• [Source text]
»»

Exploring Proof Coinage

Posted on 2/14/2013

The US Mint has been striking what are universally considered Proof coins since at least 1817.

As most of you know, Proof coins are made for collectors and in most cases are distinctly different in appearance to coins made for circulation. The coins are struck multiple times on polished planchets, with specially prepared dies. Great care is taken by the US Mint to create the most perfect coins possible.

The US Mint has been striking what are universally considered Proof coins since at least 1817. When coin collecting became popular in the US in the late 1850s, most early collectors confined their acquisitions to purchasing examples of these specially made coins from the Mint. It was not until at least 50 years later that collecting coins by mintmarks became popular.

Even the US Mint collected coins in this manner. The National Coin Collection, which is now housed in the Museum of American History at the Smithsonian Institution, includes the original Mint collection that was transferred to the museum in the 1920s. The collection is spectacular and probably the finest in the world. It is, however, relatively weak in the quality of branch mint coins. The US Mint employees faithfully set aside Proof coins struck each year at the Philadelphia Mint starting in 1817. There are a few coins struck prior to that year with claims to Proof status, but that will be discussed later. Collectors today are extremely lucky that the US Mint took such great pride in the quality of its work. It is a miracle of numismatics that so many great coins were so carefully preserved for future generations to study and observe.

Around 1856, coin collecting in the US exploded with the discontinuation of Large Cents. Until then, there were very few individuals interested in coin collecting. This also explains why so many of the great coin collections formed in the late 19th century focused on early copper coins. Large Cents were all the rage as were Colonials and Washingtonian material. Prior to this period, Proof coins were sold by the Mint individually and as demand dictated. Some early complete Proof sets are known, but they are very rare. Starting in 1858 the US Mint sold Proof sets to collectors annually. The sets could be purchased in a variety of ways as the Mint sold minor coin sets, silver sets, and complete sets including gold. The coins were sold for a small premium over face value to cover the extra production costs of these special coins. Occasionally, an original Proof set will enter the market from the late 1850s or 1860s and include the original packaging and documentation. Some were housed in leather boxes, but I believe these were privately made outside of the Mint.

««

• [Exercise details]
Answer these from the proof coinage article:
(a) Since at least what year has the US Mint struck Proof coins?
(b) In what decade was the original Mint collection transferred to the museum?
(c) Starting in what year did the Mint sell Proof sets to collectors annually?
The items play no part in this work.

• [Given data]
»»

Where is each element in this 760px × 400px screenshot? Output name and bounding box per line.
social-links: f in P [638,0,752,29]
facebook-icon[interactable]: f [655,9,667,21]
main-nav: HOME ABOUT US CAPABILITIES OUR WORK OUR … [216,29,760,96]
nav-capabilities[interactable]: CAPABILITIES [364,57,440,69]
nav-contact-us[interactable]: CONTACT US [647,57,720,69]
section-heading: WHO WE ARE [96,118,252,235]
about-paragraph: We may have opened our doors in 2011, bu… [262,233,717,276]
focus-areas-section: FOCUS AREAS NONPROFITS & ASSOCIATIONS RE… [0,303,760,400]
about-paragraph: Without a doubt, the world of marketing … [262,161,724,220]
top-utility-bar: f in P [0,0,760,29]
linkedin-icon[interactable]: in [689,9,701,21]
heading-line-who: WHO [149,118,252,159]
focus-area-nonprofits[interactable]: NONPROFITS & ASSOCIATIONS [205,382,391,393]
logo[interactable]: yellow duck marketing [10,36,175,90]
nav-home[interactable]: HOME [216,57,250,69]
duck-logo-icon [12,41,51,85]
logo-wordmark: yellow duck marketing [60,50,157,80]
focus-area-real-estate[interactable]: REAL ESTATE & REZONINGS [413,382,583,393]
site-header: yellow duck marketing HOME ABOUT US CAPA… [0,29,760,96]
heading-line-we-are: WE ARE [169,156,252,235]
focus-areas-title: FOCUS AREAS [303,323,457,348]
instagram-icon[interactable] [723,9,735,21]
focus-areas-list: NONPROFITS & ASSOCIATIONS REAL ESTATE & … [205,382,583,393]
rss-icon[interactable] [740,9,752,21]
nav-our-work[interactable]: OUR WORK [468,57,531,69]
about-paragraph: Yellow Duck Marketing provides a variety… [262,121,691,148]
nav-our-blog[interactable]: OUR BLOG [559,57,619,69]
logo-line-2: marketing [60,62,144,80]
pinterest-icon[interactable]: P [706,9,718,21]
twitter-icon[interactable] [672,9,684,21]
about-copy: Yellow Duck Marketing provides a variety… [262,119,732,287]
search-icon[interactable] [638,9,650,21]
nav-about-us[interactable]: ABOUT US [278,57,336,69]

««

• [Final answer]
(a) 1817
(b) The 1920s
(c) 1858